**What you should do**
Scan the data below for the string "Mapbox". Copy every line where it appears.

**Stored data**
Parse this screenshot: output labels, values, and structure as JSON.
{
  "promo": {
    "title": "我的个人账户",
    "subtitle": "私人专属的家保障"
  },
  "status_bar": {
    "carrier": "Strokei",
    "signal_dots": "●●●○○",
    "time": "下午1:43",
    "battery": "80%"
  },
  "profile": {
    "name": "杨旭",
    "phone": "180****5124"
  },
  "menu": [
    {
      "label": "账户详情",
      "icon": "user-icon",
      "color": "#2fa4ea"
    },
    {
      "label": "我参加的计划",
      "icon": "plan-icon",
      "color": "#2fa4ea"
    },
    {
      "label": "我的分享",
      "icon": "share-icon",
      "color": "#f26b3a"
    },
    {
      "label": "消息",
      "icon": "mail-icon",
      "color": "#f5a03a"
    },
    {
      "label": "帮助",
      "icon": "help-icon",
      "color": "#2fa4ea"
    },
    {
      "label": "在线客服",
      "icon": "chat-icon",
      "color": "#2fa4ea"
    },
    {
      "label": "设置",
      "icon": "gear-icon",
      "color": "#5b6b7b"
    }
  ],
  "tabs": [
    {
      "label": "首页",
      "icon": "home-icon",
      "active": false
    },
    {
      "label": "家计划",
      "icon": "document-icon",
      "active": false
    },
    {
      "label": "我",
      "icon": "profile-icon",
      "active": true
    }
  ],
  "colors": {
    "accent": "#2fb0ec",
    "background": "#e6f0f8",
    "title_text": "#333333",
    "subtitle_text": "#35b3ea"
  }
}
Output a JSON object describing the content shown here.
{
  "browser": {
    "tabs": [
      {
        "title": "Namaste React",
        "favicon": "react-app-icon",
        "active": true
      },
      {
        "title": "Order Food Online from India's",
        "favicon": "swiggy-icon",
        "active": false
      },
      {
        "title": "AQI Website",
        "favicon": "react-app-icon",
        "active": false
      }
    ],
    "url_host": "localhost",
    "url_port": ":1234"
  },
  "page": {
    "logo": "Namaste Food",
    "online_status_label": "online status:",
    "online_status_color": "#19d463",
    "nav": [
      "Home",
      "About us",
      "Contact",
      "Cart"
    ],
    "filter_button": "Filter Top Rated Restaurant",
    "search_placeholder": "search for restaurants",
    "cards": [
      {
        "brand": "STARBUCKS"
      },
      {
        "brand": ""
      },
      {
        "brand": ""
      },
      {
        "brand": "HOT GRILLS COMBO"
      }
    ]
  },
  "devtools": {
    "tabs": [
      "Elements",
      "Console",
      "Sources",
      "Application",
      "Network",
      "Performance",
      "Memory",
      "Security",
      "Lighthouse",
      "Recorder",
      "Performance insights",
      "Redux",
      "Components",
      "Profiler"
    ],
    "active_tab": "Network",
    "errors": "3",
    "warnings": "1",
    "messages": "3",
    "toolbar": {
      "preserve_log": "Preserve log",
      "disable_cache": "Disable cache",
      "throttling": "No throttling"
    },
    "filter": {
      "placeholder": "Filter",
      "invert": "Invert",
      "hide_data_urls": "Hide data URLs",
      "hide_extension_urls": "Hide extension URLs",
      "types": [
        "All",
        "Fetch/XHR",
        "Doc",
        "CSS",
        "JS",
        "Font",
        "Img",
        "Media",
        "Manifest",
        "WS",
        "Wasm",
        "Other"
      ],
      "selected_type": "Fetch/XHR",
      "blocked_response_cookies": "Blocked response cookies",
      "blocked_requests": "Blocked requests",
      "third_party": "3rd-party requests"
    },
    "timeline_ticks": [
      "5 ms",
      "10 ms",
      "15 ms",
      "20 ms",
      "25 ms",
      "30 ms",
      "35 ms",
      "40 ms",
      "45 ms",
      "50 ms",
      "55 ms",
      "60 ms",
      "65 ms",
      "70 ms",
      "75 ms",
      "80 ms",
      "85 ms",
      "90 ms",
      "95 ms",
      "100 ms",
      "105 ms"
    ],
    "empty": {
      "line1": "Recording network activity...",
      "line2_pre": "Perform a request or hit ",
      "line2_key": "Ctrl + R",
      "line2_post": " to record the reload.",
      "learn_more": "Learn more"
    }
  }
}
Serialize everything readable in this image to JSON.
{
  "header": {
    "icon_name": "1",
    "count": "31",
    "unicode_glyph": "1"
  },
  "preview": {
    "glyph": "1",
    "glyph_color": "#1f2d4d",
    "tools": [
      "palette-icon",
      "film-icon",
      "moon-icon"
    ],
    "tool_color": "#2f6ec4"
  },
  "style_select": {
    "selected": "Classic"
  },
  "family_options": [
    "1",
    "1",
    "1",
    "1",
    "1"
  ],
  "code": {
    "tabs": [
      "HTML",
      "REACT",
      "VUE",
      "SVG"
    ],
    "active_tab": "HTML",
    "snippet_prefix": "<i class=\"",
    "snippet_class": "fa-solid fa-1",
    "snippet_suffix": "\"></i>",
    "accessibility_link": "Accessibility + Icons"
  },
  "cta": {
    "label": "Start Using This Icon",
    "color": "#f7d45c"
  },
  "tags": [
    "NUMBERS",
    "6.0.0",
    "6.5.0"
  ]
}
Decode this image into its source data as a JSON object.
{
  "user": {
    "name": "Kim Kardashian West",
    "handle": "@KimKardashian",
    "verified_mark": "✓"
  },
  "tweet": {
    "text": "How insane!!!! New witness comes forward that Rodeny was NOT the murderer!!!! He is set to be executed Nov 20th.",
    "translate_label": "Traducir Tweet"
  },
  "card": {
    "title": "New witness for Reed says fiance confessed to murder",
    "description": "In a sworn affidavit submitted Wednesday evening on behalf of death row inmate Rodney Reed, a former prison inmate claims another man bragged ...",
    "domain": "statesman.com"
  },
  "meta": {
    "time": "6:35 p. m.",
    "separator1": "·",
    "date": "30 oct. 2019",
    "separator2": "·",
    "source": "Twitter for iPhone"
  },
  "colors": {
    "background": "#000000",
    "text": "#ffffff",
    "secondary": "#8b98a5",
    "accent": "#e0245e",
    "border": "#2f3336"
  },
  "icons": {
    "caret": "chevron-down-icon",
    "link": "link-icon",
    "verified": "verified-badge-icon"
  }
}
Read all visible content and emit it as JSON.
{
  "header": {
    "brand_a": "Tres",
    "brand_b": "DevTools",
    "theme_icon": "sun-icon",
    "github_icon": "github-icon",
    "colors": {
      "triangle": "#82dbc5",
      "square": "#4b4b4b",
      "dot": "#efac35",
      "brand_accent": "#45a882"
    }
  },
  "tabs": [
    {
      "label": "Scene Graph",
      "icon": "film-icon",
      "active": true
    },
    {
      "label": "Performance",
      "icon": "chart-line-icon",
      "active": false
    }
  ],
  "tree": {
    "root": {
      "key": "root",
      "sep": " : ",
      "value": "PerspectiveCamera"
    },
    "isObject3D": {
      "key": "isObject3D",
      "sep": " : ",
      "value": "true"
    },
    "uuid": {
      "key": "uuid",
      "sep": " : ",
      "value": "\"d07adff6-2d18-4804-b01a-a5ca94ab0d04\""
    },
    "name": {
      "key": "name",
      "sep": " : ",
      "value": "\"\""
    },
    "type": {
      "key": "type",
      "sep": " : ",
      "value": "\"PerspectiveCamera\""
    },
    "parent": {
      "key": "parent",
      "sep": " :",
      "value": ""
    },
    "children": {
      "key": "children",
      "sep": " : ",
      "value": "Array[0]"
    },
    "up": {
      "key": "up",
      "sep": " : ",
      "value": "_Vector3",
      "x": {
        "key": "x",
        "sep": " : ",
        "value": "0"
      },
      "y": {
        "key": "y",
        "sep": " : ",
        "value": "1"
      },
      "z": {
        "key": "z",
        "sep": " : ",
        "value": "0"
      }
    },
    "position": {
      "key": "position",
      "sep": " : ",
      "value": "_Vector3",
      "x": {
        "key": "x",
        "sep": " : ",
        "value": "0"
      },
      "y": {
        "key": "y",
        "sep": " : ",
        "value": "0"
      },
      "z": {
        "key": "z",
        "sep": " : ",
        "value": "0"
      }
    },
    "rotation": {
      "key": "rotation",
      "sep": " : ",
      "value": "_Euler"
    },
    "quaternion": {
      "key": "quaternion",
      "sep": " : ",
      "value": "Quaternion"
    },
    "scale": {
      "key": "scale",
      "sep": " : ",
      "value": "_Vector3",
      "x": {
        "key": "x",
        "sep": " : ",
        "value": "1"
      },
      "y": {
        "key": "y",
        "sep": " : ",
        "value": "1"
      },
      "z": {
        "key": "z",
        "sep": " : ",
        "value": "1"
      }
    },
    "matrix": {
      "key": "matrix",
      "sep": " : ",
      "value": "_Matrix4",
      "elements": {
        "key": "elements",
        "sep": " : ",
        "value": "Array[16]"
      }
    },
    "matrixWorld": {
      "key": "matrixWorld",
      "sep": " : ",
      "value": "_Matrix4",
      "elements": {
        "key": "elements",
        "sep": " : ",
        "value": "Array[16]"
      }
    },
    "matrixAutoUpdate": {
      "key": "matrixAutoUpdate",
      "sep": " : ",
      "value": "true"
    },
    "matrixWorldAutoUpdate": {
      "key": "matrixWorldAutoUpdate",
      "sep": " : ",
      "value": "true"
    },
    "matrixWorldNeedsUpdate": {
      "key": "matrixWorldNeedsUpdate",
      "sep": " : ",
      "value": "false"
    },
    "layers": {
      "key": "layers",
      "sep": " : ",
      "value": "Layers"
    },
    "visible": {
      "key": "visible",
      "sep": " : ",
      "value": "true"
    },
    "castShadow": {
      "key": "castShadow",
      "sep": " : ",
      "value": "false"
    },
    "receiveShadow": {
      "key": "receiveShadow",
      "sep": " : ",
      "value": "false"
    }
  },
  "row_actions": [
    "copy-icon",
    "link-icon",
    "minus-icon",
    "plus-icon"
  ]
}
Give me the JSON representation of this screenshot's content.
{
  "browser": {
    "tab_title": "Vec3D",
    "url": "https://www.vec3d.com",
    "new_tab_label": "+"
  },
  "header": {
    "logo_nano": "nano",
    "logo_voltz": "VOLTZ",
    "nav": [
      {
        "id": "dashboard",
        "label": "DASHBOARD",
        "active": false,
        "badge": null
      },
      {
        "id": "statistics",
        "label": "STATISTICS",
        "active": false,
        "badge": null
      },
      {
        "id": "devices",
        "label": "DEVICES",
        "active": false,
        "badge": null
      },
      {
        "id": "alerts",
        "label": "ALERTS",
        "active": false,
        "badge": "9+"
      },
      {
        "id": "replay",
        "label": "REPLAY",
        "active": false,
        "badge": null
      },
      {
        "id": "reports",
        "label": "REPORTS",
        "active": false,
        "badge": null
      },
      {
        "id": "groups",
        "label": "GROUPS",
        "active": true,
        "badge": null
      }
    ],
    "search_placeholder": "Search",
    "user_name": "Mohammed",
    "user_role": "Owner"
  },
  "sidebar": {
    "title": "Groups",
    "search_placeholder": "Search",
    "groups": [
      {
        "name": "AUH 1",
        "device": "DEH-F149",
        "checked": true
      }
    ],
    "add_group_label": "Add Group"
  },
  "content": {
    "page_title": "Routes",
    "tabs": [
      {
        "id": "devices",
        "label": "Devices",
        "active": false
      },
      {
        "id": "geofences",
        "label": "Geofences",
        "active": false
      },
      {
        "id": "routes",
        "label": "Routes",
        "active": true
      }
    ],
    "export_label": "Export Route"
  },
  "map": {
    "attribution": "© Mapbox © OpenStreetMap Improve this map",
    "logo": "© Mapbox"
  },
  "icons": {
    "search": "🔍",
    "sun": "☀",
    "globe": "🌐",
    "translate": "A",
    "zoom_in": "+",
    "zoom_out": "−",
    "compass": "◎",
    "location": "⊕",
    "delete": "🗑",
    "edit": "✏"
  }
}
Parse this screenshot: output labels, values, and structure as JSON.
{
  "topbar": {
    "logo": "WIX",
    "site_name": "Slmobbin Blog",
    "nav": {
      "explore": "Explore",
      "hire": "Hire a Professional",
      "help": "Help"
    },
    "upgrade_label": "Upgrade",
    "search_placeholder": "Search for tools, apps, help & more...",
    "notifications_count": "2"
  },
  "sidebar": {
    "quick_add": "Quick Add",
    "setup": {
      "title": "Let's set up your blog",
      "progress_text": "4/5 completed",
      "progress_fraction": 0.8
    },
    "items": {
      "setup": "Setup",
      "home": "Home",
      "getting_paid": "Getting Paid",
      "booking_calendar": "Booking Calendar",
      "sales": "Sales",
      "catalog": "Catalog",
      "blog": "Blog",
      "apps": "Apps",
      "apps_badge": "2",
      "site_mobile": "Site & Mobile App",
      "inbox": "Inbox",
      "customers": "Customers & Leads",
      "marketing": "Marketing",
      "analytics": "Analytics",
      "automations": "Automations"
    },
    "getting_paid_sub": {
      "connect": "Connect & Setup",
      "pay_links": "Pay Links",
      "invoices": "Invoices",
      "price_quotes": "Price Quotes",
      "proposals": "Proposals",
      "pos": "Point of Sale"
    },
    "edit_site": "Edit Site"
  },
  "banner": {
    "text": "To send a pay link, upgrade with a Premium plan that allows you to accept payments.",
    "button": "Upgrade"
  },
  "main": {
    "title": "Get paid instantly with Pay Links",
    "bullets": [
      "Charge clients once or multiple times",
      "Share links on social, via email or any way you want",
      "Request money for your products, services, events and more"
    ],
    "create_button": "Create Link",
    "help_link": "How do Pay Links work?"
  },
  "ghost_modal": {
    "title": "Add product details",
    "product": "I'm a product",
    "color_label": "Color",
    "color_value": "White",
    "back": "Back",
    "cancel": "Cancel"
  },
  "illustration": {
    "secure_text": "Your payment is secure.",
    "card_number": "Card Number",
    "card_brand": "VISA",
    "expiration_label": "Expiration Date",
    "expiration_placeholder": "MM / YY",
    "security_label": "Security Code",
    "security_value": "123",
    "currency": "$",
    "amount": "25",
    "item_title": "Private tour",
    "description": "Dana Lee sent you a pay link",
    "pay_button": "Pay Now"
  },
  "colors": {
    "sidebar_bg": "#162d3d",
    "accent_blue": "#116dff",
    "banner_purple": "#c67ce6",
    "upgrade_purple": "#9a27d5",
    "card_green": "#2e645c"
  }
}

**Task result**
    "attribution": "© Mapbox © OpenStreetMap Improve this map",
    "logo": "© Mapbox"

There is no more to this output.